Russian Prime Minister Medvedev imposed sanctions Thursday morning against 68 Ukrainian companies and 322 Ukrainians, including much of Kyiv’s political elite. Through the day, press releases tumbled out of sanctioned companies saying the sanctions would have little or no effect. Last year, Russia was Ukraine’s largest trading partner country, recording $11.2 billion in bilateral trade. EU trade with Ukraine was almost four times larger — $42.1 billion.
Ukraine’s Finance Ministry is starting an in depth study of the impact of Russia’s new sanctions on the economy. Most of Ukraine’s economy has shifted away from Russia in the four years and eight months since the start of Russia’s military attacks on Ukraine. Last year Ukrainian companies exported $3.9 billion worth of goods to Russia. It is unclear how much of this trade will be affected by the new sanctions.
“How will this affect the macro-financial stability?” Kateryna Rozhkova, first deputy governor of National Bank of Ukraine, asked reporters Thursday. “I want to believe in no way.”
Timothy Ash writes from London: “Headline grabbing from Moscow, but unlikely to have any meaningful economic impact, as the volumes of trade with Russia have collapsed in recent years from 40-50% pre-Euromaidan, to the low teens at present.”
Concorde Capital’s Zenon Zawada writes: “With this list, the Kremlin is clearly delineating for the public who are its enemies among the Ukrainian political and business elite. Noticeably, it excludes Ukraine’s leading Russian-oriented politicians and oligarchs.”
Visiting Kyiv, German Chancellor Angela Merkel said Thursday she supports Russian guarantees of gas transit to Ukraine through the EU. Nord Stream 2, the new trans Baltic pipeline is to start pumping gas from Russia to Germany in early 2020. On Monday, Merkel said she does not plan to run again for office in the next federal election, in fall 2021.

■ **DATASET CONTENT**
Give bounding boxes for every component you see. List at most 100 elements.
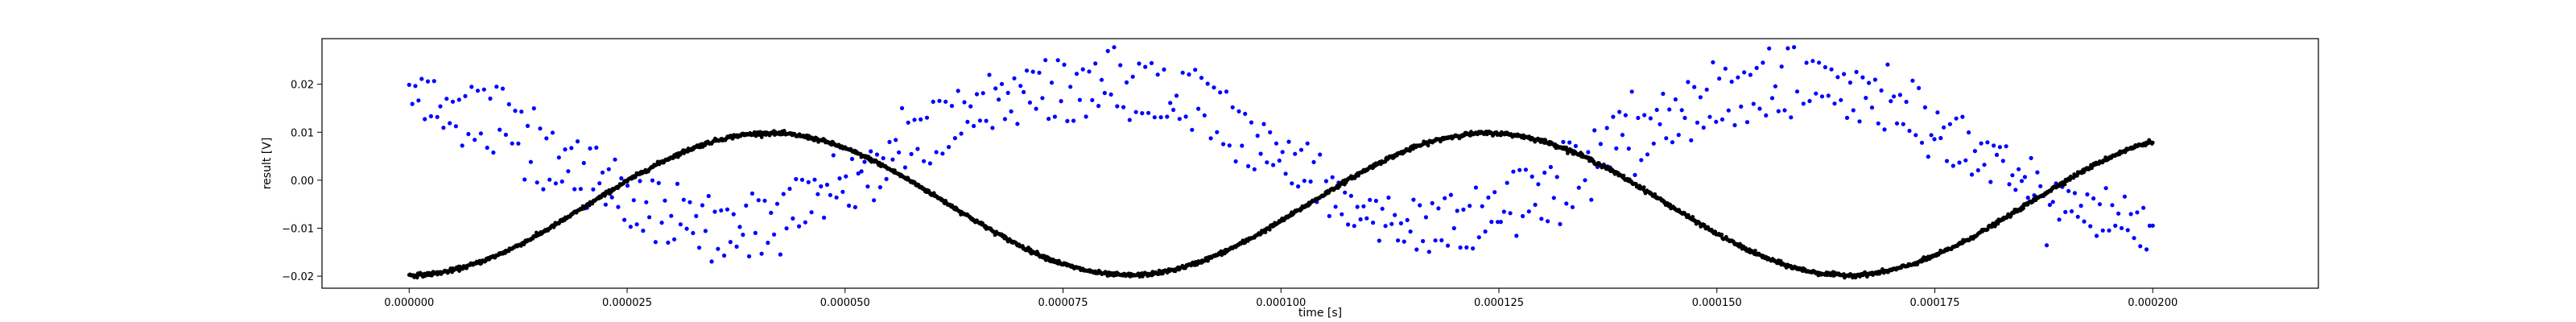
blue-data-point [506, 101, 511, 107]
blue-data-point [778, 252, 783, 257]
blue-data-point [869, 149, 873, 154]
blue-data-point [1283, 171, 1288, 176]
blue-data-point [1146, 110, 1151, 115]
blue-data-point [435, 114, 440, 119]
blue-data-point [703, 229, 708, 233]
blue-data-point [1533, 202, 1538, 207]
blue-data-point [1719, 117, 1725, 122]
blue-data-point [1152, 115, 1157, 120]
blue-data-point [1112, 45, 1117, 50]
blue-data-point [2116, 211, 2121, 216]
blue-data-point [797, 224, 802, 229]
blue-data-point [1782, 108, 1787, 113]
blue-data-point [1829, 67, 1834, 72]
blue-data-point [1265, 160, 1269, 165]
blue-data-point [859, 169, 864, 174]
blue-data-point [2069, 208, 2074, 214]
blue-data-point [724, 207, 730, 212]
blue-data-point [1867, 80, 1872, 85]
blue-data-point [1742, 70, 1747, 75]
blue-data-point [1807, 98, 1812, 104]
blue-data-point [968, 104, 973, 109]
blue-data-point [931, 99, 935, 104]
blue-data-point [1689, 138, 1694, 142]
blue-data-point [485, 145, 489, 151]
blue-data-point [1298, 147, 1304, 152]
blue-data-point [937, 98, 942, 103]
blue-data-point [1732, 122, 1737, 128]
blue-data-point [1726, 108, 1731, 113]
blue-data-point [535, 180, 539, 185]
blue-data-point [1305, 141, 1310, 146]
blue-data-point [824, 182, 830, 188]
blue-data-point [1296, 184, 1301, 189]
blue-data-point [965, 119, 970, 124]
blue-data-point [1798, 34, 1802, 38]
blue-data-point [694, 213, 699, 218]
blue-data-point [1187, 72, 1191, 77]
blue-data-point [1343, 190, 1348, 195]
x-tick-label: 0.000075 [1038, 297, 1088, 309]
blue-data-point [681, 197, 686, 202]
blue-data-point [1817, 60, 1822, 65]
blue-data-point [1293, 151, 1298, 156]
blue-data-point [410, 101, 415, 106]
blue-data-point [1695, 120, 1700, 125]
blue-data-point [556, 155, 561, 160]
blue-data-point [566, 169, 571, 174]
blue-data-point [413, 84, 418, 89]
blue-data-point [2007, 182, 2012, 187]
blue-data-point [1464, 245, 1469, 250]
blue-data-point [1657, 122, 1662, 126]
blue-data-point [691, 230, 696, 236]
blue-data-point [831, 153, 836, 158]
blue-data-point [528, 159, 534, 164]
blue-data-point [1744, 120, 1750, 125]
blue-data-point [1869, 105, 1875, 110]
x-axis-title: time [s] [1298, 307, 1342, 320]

■ **OBJECTIVES**
A. Translate this sentence from the article on Russia's sanctions against Ukraine into Spanish: "Last year Ukrainian companies exported $3.9 billion worth of goods to Russia."
B. Do these statements agree with the article on Russia's sanctions against Ukraine? Answer yes or no for each, quoting the words that decide it.
(i) The sanctions were aimed at 68 Ukrainian companies.
(ii) Last year Russia's trade with Ukraine was larger than the EU's.
(iii) Nord Stream 2 is to start pumping gas in early 2020.
The listing has no connection to the article on Russia's sanctions against Ukraine.

■ **TASK RESULTS**
A. El año pasado, las empresas ucranianas exportaron a Rusia bienes por valor de 3.900 millones de dólares.

B.
(i) Yes: "imposed sanctions Thursday morning against 68 Ukrainian companies and 322 Ukrainians"
(ii) No: "EU trade with Ukraine was almost four times larger — $42.1 billion."
(iii) Yes: "is to start pumping gas from Russia to Germany in early 2020"